- [MATERIALS PROVIDED]:
* * *

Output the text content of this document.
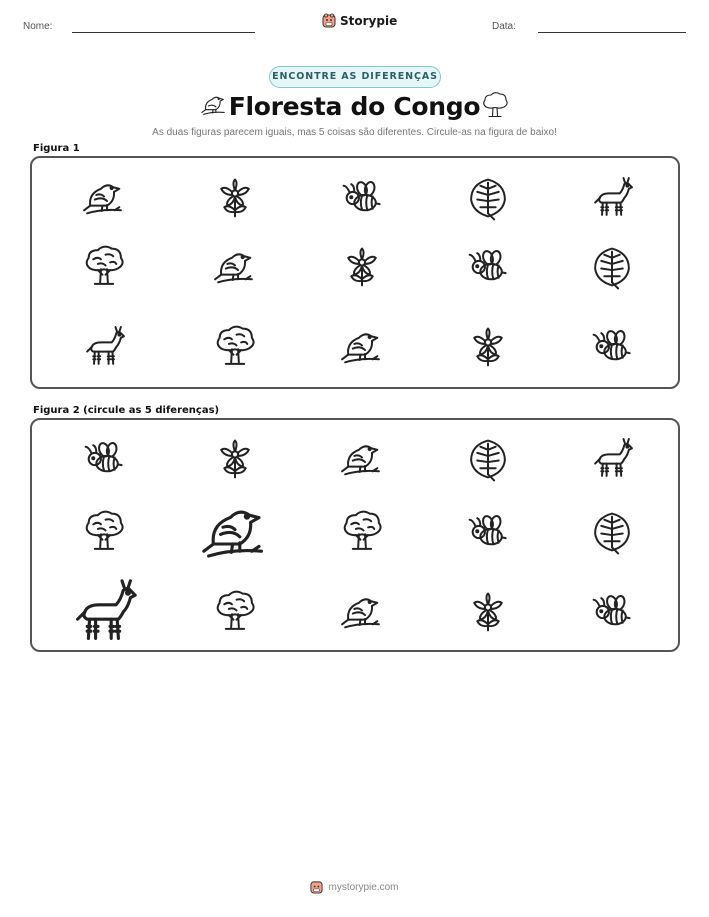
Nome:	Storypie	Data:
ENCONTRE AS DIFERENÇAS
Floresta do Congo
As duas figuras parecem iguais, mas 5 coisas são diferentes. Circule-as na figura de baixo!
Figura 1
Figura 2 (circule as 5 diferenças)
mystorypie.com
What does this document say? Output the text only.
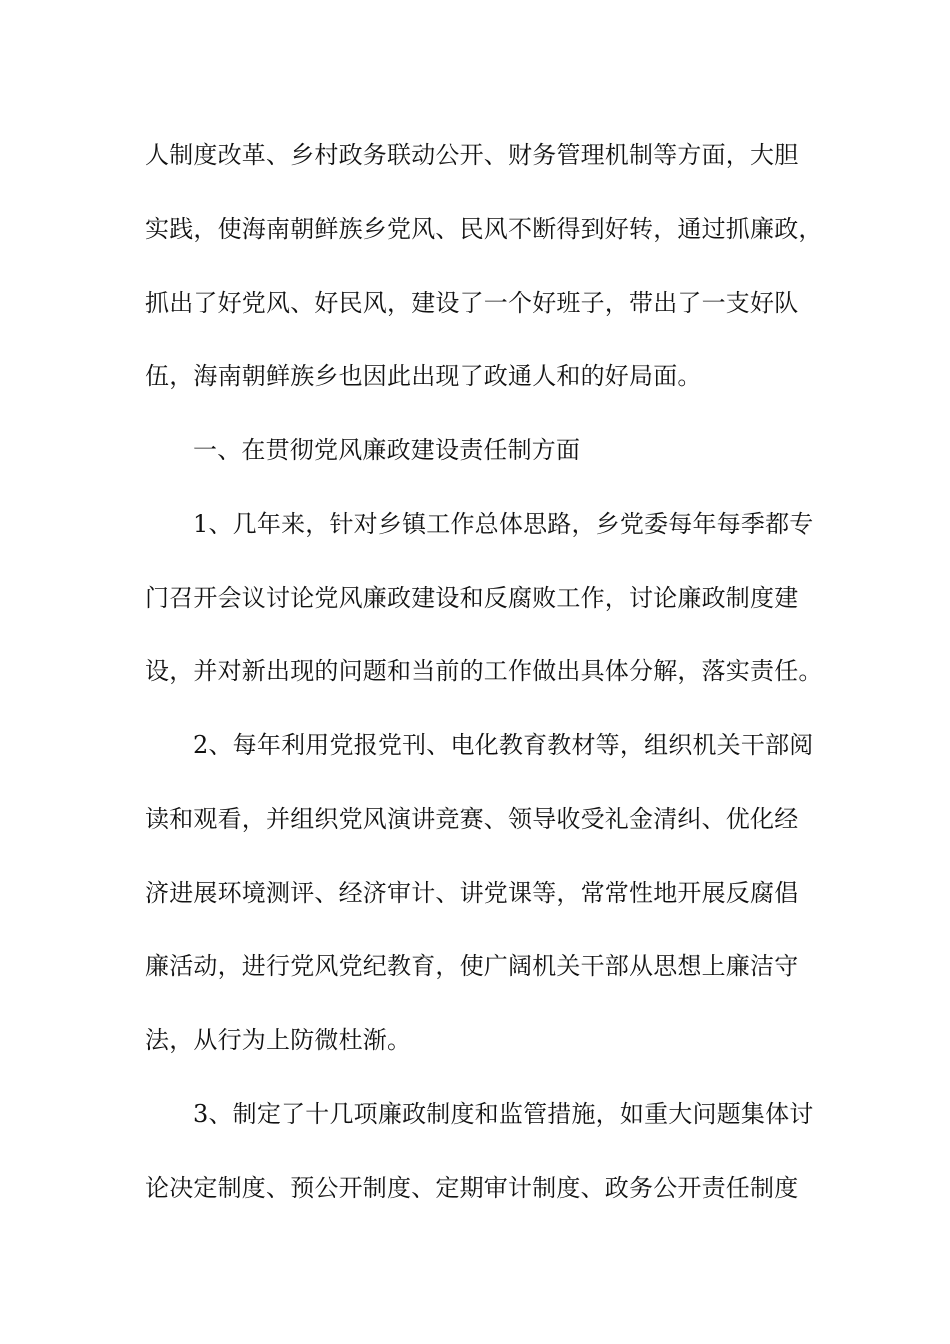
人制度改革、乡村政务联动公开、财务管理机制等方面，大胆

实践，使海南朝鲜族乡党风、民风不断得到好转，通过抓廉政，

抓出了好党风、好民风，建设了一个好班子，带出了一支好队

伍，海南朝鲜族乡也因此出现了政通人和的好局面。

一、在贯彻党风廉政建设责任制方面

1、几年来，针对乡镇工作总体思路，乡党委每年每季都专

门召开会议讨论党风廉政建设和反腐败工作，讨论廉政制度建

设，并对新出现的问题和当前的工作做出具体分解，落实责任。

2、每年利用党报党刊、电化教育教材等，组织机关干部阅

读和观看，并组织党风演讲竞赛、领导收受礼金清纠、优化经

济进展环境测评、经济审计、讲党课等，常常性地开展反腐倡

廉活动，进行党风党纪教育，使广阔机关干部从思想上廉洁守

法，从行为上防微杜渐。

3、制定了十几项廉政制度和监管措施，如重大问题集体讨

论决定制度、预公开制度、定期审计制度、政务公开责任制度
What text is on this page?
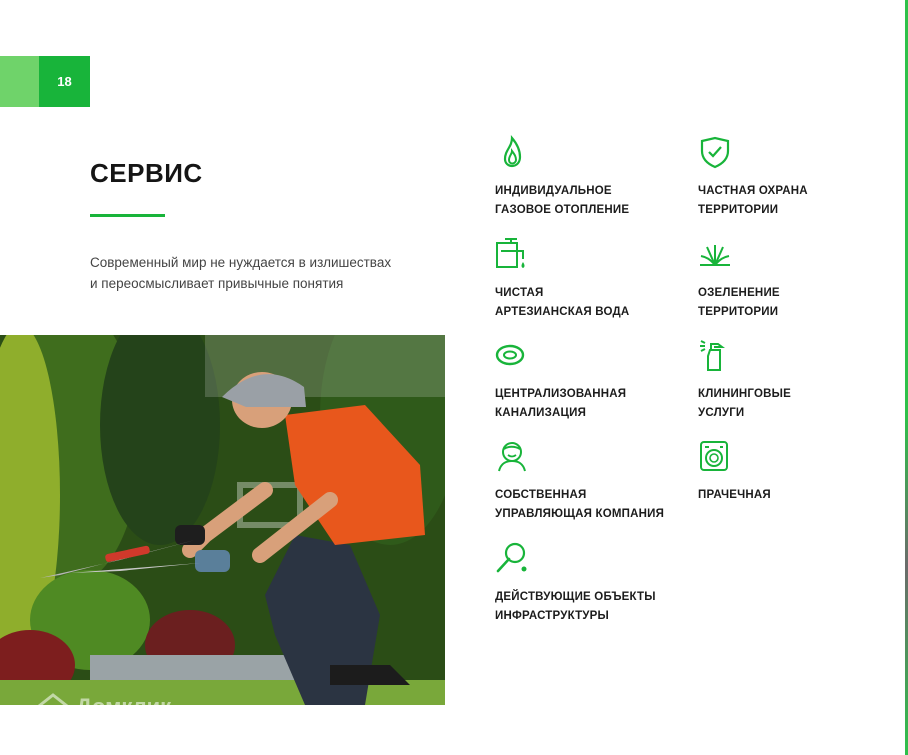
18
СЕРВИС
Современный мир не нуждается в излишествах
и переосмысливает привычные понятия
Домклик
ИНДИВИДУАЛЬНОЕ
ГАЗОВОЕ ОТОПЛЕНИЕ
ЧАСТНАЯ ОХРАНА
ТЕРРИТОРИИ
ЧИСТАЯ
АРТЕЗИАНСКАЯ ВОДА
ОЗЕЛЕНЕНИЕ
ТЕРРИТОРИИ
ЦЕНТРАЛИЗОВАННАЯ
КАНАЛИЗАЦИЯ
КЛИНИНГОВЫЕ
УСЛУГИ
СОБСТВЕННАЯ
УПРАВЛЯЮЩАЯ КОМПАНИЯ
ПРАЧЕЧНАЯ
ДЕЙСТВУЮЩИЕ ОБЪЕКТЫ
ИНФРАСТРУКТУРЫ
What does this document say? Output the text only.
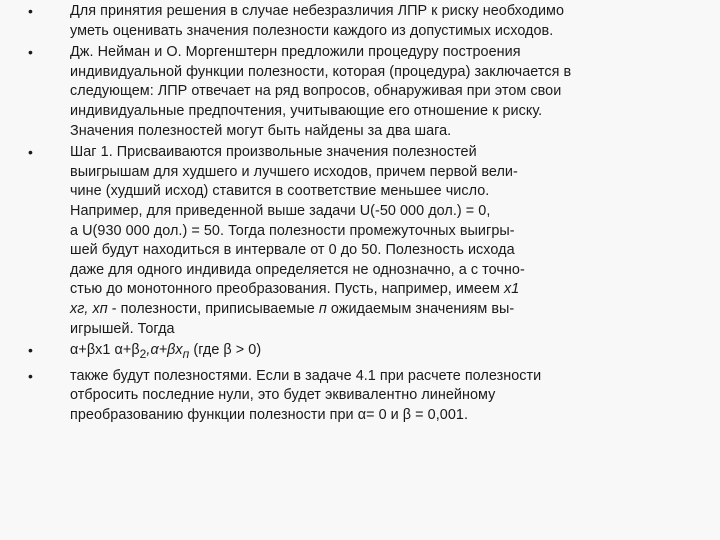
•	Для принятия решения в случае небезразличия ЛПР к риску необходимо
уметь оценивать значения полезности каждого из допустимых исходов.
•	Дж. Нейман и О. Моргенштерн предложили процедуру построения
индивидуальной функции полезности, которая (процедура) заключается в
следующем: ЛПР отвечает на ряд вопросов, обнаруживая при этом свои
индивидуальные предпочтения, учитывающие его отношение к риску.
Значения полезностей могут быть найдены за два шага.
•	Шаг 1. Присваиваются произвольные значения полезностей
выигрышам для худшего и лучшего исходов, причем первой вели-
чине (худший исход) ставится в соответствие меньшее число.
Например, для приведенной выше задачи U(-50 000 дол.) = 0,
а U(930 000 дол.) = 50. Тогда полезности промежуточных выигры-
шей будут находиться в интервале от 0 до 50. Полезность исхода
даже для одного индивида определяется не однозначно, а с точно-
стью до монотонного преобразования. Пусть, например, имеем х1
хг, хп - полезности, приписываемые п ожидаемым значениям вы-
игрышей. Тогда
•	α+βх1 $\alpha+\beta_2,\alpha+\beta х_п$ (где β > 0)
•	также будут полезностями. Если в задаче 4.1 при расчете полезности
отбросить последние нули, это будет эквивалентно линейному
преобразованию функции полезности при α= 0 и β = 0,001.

* * *

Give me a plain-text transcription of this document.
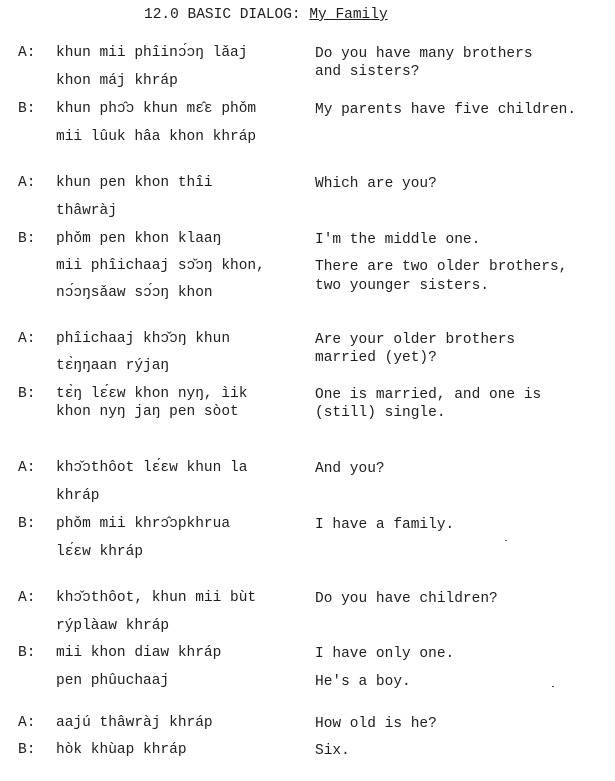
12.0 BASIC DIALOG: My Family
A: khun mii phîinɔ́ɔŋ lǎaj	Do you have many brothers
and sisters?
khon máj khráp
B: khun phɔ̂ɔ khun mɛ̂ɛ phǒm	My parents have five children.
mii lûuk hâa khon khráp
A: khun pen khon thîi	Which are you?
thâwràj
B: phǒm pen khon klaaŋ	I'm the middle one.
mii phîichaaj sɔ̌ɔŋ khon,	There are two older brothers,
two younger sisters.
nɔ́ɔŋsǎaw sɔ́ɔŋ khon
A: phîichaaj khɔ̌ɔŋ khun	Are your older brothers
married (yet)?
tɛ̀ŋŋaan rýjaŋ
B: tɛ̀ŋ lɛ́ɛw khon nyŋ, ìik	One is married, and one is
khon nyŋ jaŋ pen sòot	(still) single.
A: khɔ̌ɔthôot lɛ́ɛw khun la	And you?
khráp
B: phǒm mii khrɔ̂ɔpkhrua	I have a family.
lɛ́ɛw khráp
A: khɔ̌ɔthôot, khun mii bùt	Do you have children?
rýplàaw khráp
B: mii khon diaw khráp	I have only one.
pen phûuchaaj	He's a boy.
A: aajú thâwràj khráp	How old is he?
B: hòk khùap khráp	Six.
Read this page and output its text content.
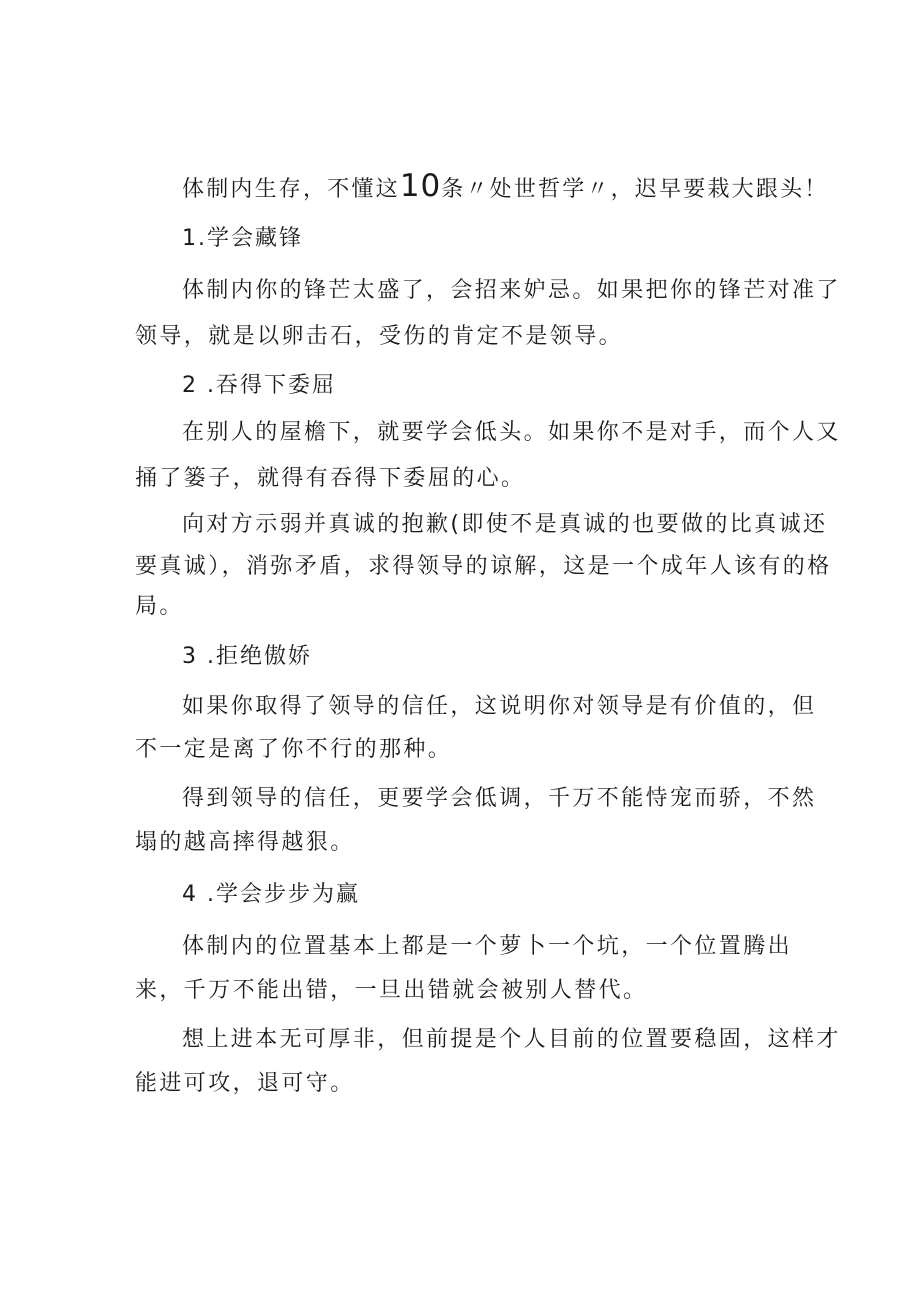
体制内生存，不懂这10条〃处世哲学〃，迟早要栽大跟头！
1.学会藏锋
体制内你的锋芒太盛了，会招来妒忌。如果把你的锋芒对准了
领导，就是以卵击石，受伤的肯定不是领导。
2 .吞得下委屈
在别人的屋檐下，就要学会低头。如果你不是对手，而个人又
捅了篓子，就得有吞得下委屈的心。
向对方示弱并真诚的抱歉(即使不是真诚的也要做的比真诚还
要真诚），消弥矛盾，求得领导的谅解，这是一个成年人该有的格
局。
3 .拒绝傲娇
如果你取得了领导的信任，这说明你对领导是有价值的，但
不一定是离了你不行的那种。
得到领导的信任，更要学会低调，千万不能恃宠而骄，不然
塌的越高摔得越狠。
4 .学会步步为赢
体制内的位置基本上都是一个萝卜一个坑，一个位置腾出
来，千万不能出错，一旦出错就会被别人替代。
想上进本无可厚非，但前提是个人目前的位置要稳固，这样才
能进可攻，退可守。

* * *

- [DIRECTIONS]: Copy all lines from the material that hold "Тогда".

- [WRITTEN ANSWER]:
а U(930 000 дол.) = 50. Тогда полезности промежуточных выигры-
игрышей. Тогда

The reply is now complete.